Layout element annotations:
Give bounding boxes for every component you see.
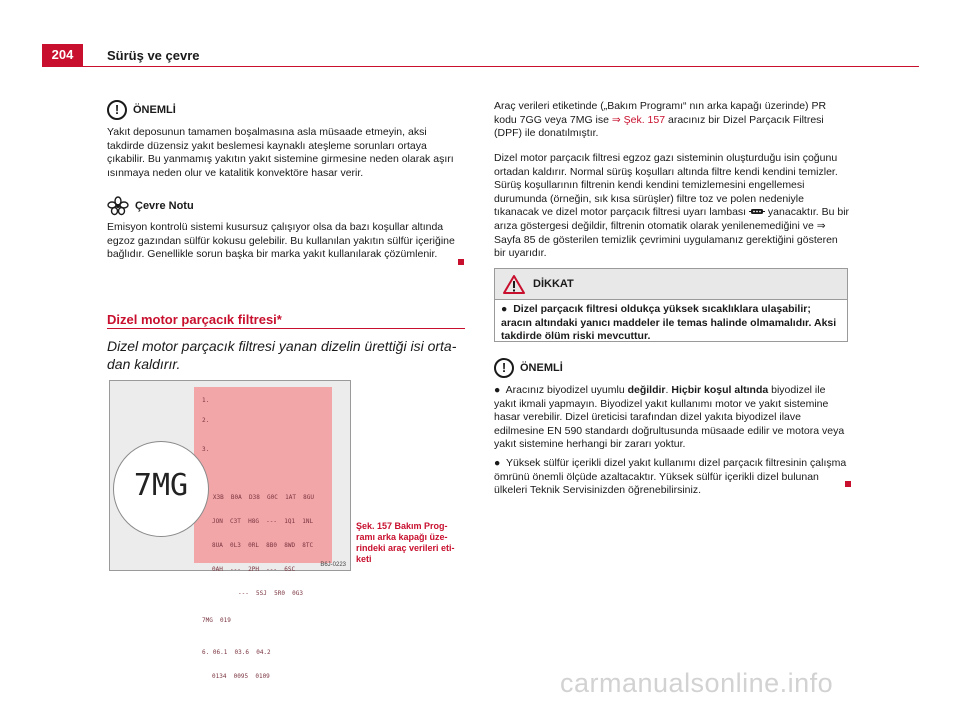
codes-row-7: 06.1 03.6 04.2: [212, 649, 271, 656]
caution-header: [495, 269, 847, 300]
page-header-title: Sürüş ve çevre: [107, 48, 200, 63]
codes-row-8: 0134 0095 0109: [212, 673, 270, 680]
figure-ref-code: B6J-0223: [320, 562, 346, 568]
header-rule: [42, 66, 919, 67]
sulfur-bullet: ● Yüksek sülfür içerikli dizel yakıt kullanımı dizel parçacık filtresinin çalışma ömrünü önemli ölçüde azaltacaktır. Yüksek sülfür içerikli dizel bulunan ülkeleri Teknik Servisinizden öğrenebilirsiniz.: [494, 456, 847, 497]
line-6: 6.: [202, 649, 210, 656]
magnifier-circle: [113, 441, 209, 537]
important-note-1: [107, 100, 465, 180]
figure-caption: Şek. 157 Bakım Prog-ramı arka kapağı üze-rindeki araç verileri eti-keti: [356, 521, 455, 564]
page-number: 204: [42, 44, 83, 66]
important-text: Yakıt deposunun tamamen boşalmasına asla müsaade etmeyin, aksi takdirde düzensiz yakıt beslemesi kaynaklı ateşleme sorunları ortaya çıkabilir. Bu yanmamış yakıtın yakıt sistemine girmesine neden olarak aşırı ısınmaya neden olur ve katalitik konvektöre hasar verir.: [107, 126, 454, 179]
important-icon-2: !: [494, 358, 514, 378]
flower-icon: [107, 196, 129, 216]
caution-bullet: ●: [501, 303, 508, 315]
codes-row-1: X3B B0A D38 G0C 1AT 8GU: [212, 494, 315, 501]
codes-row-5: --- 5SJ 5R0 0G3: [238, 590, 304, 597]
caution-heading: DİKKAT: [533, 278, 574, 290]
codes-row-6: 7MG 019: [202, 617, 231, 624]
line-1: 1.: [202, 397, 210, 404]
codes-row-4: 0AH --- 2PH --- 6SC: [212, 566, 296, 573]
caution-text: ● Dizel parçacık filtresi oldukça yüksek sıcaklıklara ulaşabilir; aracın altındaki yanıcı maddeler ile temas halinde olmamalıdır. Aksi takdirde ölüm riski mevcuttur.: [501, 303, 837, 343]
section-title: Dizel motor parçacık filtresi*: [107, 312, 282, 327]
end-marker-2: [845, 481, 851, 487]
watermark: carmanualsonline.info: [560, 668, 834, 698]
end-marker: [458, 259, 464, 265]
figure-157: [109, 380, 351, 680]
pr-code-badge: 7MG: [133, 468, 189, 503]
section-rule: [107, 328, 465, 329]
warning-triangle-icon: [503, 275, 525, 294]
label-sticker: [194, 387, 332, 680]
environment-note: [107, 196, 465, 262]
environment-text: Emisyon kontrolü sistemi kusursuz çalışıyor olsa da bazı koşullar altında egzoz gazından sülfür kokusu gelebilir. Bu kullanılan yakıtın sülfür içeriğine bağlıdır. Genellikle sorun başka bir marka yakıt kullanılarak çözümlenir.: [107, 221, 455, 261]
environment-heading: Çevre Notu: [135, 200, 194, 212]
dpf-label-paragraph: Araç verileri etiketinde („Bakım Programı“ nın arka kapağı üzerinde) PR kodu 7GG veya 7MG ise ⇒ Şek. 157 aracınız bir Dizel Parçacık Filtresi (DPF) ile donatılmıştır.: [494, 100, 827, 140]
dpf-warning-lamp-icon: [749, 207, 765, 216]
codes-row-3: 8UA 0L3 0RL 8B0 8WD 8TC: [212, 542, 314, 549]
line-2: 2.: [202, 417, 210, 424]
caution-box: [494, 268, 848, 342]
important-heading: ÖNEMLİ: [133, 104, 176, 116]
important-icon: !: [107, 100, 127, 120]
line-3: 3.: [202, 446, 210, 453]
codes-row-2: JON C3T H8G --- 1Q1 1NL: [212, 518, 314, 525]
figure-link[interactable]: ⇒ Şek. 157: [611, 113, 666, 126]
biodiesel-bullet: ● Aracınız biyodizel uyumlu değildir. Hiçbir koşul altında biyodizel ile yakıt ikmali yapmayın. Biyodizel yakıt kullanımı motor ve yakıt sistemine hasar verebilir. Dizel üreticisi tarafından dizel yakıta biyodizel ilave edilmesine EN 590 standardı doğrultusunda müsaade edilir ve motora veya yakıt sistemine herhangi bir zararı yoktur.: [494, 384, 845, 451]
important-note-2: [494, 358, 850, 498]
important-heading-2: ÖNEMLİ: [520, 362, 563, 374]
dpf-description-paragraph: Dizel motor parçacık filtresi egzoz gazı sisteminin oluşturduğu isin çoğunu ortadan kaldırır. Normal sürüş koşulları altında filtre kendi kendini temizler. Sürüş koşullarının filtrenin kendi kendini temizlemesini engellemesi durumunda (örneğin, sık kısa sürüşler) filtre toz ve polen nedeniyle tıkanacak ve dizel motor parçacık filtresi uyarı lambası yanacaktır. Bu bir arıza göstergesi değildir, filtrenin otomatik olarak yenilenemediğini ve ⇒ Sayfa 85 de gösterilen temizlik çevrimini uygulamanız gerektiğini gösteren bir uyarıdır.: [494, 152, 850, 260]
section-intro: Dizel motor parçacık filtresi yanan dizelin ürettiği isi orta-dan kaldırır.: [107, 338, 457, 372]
---
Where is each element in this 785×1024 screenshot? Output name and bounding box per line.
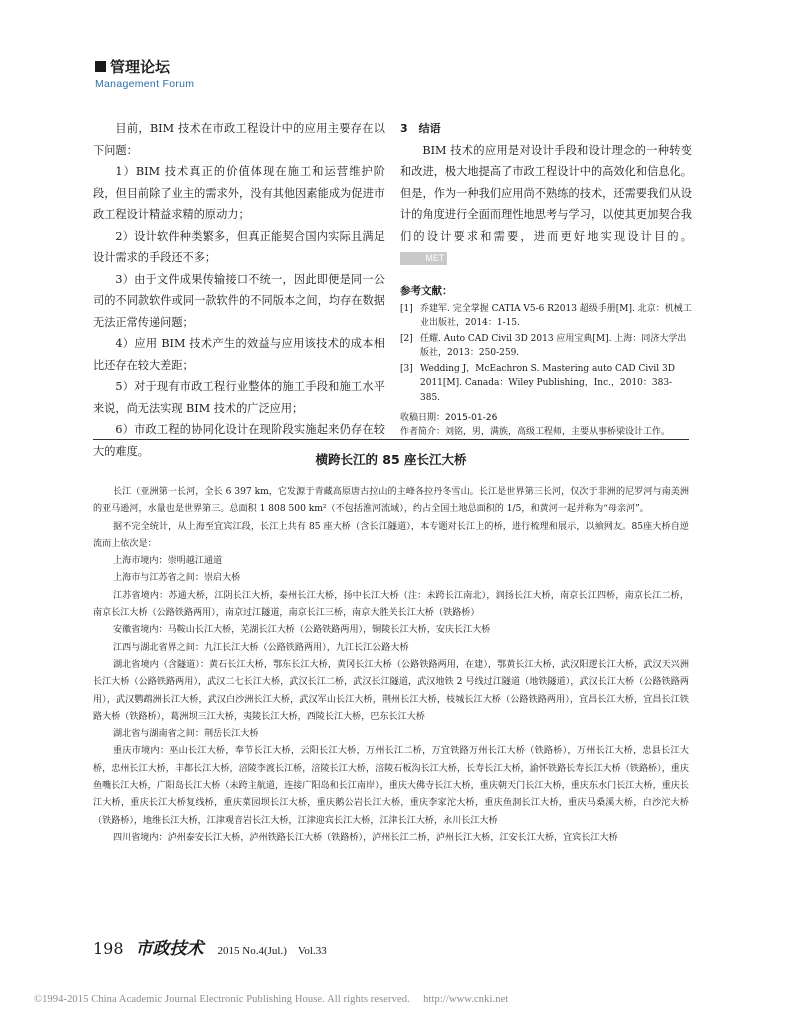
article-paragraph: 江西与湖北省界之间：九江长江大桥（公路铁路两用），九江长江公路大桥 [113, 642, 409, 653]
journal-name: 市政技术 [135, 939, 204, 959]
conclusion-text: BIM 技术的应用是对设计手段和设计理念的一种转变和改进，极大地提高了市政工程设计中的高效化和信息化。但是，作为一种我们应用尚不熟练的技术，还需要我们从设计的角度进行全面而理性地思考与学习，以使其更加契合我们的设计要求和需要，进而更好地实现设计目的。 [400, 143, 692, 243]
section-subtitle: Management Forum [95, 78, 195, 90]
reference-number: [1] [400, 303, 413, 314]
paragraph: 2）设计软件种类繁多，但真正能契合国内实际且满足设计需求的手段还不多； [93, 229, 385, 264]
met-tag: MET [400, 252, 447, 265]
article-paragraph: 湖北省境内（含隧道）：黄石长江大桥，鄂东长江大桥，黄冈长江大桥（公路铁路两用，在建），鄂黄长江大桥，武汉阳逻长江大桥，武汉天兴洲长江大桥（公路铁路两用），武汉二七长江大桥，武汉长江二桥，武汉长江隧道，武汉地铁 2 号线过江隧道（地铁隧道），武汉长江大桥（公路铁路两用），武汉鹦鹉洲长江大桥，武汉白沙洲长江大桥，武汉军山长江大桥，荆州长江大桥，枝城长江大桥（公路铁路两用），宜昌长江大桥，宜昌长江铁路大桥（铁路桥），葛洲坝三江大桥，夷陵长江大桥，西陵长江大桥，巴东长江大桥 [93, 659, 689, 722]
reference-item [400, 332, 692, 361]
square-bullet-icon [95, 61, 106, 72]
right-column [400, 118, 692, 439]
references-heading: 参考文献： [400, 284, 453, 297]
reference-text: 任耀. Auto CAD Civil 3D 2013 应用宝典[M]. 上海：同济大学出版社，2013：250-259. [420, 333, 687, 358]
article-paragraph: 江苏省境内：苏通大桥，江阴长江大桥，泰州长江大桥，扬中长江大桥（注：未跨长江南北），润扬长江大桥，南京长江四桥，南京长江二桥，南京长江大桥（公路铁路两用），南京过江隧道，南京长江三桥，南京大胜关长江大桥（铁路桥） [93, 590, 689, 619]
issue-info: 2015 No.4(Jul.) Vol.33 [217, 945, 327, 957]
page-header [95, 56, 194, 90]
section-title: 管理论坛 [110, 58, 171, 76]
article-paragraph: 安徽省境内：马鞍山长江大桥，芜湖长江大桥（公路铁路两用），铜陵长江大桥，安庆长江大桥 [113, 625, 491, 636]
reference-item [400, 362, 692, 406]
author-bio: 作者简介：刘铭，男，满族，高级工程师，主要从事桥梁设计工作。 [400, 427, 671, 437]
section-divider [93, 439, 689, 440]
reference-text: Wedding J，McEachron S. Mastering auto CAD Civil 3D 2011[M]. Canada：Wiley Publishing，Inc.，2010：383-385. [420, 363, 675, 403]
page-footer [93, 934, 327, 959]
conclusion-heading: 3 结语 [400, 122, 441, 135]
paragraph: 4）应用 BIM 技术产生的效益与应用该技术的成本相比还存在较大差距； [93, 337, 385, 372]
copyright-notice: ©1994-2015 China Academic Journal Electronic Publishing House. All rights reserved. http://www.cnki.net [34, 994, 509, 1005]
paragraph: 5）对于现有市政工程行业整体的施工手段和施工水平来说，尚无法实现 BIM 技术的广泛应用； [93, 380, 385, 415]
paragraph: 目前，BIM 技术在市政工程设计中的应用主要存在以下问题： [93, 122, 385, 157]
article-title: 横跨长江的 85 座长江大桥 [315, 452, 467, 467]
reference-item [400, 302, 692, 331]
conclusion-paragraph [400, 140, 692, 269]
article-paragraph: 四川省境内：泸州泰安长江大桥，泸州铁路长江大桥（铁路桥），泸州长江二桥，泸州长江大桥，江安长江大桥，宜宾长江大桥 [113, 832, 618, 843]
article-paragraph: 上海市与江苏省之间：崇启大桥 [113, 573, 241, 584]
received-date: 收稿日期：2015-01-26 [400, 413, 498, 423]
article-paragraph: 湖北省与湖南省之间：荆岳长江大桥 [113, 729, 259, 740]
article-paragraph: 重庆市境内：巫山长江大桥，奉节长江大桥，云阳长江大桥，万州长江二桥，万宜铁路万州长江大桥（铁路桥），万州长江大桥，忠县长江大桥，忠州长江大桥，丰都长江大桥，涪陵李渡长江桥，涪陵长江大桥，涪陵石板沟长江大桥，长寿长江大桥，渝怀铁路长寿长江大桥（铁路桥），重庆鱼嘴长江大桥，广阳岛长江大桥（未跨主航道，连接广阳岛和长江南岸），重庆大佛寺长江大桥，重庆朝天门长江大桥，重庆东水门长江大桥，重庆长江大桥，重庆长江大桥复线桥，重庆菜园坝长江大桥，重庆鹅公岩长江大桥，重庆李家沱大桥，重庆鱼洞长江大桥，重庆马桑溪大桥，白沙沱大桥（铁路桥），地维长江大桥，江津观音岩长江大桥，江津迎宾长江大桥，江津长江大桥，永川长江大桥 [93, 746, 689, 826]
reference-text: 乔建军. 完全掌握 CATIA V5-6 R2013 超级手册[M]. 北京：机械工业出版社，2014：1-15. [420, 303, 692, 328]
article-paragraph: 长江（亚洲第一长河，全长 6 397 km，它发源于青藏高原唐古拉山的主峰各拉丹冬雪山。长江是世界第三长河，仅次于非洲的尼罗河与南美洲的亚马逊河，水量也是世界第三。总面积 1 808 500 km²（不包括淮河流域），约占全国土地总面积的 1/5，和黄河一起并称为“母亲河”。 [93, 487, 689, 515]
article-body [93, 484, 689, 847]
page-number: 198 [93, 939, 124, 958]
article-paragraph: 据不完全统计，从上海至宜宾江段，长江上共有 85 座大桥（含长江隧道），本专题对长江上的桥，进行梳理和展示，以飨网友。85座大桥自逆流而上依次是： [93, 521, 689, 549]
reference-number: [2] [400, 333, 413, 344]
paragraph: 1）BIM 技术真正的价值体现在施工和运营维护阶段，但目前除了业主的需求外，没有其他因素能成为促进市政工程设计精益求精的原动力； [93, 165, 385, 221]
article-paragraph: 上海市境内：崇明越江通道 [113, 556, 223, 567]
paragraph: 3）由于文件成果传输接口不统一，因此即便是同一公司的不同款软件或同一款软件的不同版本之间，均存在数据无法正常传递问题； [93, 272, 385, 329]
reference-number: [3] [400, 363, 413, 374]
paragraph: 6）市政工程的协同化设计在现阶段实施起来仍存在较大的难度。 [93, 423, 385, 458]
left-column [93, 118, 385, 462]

> _What you should do_
Reproduce, without any changes, the lines from the one containing "642, 409, 653]" through the one containing "article-paragraph: 上海市与江苏省之间：崇启大桥 [113, 573, 241, 584]", including both.

> _Reply to the exercise_
article-paragraph: 江西与湖北省界之间：九江长江大桥（公路铁路两用），九江长江公路大桥 [113, 642, 409, 653]
journal-name: 市政技术 [135, 939, 204, 959]
conclusion-text: BIM 技术的应用是对设计手段和设计理念的一种转变和改进，极大地提高了市政工程设计中的高效化和信息化。但是，作为一种我们应用尚不熟练的技术，还需要我们从设计的角度进行全面而理性地思考与学习，以使其更加契合我们的设计要求和需要，进而更好地实现设计目的。 [400, 143, 692, 243]
section-subtitle: Management Forum [95, 78, 195, 90]
reference-number: [1] [400, 303, 413, 314]
paragraph: 2）设计软件种类繁多，但真正能契合国内实际且满足设计需求的手段还不多； [93, 229, 385, 264]
met-tag: MET [400, 252, 447, 265]
article-paragraph: 湖北省境内（含隧道）：黄石长江大桥，鄂东长江大桥，黄冈长江大桥（公路铁路两用，在建），鄂黄长江大桥，武汉阳逻长江大桥，武汉天兴洲长江大桥（公路铁路两用），武汉二七长江大桥，武汉长江二桥，武汉长江隧道，武汉地铁 2 号线过江隧道（地铁隧道），武汉长江大桥（公路铁路两用），武汉鹦鹉洲长江大桥，武汉白沙洲长江大桥，武汉军山长江大桥，荆州长江大桥，枝城长江大桥（公路铁路两用），宜昌长江大桥，宜昌长江铁路大桥（铁路桥），葛洲坝三江大桥，夷陵长江大桥，西陵长江大桥，巴东长江大桥 [93, 659, 689, 722]
reference-item [400, 332, 692, 361]
square-bullet-icon [95, 61, 106, 72]
right-column [400, 118, 692, 439]
references-heading: 参考文献： [400, 284, 453, 297]
reference-text: 任耀. Auto CAD Civil 3D 2013 应用宝典[M]. 上海：同济大学出版社，2013：250-259. [420, 333, 687, 358]
article-paragraph: 江苏省境内：苏通大桥，江阴长江大桥，泰州长江大桥，扬中长江大桥（注：未跨长江南北），润扬长江大桥，南京长江四桥，南京长江二桥，南京长江大桥（公路铁路两用），南京过江隧道，南京长江三桥，南京大胜关长江大桥（铁路桥） [93, 590, 689, 619]
issue-info: 2015 No.4(Jul.) Vol.33 [217, 945, 327, 957]
page-header [95, 56, 194, 90]
section-title: 管理论坛 [110, 58, 171, 76]
article-paragraph: 安徽省境内：马鞍山长江大桥，芜湖长江大桥（公路铁路两用），铜陵长江大桥，安庆长江大桥 [113, 625, 491, 636]
reference-item [400, 362, 692, 406]
author-bio: 作者简介：刘铭，男，满族，高级工程师，主要从事桥梁设计工作。 [400, 427, 671, 437]
section-divider [93, 439, 689, 440]
reference-text: Wedding J，McEachron S. Mastering auto CAD Civil 3D 2011[M]. Canada：Wiley Publishing，Inc.，2010：383-385. [420, 363, 675, 403]
page-footer [93, 934, 327, 959]
conclusion-heading: 3 结语 [400, 122, 441, 135]
paragraph: 4）应用 BIM 技术产生的效益与应用该技术的成本相比还存在较大差距； [93, 337, 385, 372]
copyright-notice: ©1994-2015 China Academic Journal Electronic Publishing House. All rights reserved. http://www.cnki.net [34, 994, 509, 1005]
paragraph: 5）对于现有市政工程行业整体的施工手段和施工水平来说，尚无法实现 BIM 技术的广泛应用； [93, 380, 385, 415]
paragraph: 目前，BIM 技术在市政工程设计中的应用主要存在以下问题： [93, 122, 385, 157]
article-title: 横跨长江的 85 座长江大桥 [315, 452, 467, 467]
reference-item [400, 302, 692, 331]
conclusion-paragraph [400, 140, 692, 269]
article-paragraph: 四川省境内：泸州泰安长江大桥，泸州铁路长江大桥（铁路桥），泸州长江二桥，泸州长江大桥，江安长江大桥，宜宾长江大桥 [113, 832, 618, 843]
article-paragraph: 上海市与江苏省之间：崇启大桥 [113, 573, 241, 584]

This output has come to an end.